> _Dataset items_
=======
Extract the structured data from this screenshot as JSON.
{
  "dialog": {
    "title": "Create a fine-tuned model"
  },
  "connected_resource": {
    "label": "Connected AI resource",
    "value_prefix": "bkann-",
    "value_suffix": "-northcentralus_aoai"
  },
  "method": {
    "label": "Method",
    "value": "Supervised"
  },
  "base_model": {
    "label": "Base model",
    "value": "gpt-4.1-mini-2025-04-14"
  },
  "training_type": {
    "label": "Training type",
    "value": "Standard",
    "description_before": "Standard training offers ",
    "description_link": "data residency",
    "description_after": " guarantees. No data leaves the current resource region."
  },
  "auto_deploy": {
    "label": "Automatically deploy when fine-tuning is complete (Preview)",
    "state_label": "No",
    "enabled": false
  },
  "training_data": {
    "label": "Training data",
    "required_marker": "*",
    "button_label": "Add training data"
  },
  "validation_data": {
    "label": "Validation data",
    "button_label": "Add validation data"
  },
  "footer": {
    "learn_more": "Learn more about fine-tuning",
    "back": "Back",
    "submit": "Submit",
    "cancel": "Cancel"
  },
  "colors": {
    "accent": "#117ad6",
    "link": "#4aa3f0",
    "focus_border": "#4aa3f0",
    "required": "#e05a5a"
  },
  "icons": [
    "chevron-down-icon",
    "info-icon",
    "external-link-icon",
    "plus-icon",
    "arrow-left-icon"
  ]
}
=======
> _PROBLEM TO SOLVE_
Nothing should be left out: repeat all of the data exactly.

> _THE RESPONSE_
Extract the structured data from this screenshot as JSON.
{
  "dialog": {
    "title": "Create a fine-tuned model"
  },
  "connected_resource": {
    "label": "Connected AI resource",
    "value_prefix": "bkann-",
    "value_suffix": "-northcentralus_aoai"
  },
  "method": {
    "label": "Method",
    "value": "Supervised"
  },
  "base_model": {
    "label": "Base model",
    "value": "gpt-4.1-mini-2025-04-14"
  },
  "training_type": {
    "label": "Training type",
    "value": "Standard",
    "description_before": "Standard training offers ",
    "description_link": "data residency",
    "description_after": " guarantees. No data leaves the current resource region."
  },
  "auto_deploy": {
    "label": "Automatically deploy when fine-tuning is complete (Preview)",
    "state_label": "No",
    "enabled": false
  },
  "training_data": {
    "label": "Training data",
    "required_marker": "*",
    "button_label": "Add training data"
  },
  "validation_data": {
    "label": "Validation data",
    "button_label": "Add validation data"
  },
  "footer": {
    "learn_more": "Learn more about fine-tuning",
    "back": "Back",
    "submit": "Submit",
    "cancel": "Cancel"
  },
  "colors": {
    "accent": "#117ad6",
    "link": "#4aa3f0",
    "focus_border": "#4aa3f0",
    "required": "#e05a5a"
  },
  "icons": [
    "chevron-down-icon",
    "info-icon",
    "external-link-icon",
    "plus-icon",
    "arrow-left-icon"
  ]
}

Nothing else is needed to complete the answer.